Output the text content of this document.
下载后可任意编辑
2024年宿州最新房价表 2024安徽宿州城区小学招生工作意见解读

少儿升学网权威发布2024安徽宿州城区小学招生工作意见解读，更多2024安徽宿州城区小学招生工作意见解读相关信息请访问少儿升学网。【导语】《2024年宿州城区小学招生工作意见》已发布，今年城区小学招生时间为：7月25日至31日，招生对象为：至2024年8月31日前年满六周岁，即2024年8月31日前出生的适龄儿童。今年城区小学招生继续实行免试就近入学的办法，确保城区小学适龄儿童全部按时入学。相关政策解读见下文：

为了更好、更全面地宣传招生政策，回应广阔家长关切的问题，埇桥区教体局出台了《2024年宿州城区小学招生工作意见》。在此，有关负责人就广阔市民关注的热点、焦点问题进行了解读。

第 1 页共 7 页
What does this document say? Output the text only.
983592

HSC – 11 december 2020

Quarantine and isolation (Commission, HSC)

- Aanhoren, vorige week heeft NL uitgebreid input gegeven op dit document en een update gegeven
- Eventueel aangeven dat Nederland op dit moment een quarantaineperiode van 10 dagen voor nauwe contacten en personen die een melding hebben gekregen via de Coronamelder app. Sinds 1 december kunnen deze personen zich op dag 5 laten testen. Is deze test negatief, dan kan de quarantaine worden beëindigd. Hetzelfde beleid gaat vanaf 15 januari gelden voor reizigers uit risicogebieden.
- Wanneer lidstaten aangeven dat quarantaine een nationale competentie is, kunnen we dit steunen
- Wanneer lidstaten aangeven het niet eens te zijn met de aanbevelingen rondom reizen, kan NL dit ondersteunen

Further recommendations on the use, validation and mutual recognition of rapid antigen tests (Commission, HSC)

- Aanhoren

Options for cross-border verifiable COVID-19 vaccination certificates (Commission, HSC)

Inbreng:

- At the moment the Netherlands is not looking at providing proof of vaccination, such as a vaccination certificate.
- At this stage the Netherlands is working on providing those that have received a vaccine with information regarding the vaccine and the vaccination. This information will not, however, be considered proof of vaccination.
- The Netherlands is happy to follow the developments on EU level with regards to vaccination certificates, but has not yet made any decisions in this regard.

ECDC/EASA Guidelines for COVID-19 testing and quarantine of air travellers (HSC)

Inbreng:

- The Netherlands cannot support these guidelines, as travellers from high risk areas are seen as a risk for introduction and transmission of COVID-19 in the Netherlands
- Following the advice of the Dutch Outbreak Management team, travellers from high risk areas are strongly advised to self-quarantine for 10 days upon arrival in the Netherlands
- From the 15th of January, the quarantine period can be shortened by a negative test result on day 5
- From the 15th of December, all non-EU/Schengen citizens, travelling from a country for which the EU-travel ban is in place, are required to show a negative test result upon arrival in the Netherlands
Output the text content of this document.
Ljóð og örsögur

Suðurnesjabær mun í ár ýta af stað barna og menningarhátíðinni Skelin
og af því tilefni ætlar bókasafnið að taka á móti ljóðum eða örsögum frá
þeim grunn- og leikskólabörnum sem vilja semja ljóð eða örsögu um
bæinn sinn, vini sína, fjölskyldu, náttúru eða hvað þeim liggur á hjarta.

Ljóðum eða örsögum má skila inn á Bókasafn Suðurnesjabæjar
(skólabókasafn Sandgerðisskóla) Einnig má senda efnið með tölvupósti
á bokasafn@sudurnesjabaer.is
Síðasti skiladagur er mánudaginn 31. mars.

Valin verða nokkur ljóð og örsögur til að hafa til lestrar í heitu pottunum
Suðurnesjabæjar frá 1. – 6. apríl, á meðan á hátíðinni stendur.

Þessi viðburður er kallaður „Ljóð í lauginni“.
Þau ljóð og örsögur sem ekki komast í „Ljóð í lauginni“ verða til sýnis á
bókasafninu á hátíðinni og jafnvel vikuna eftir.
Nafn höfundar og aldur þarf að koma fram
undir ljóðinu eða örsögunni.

───

## Stated exercise
Examine the records and pull out every line where the string "document" occurs.

## Reply
Output the text content of this document.
What does this document say? Output the text only.
- Aanhoren, vorige week heeft NL uitgebreid input gegeven op dit document en een update gegeven
Output the text content of this document.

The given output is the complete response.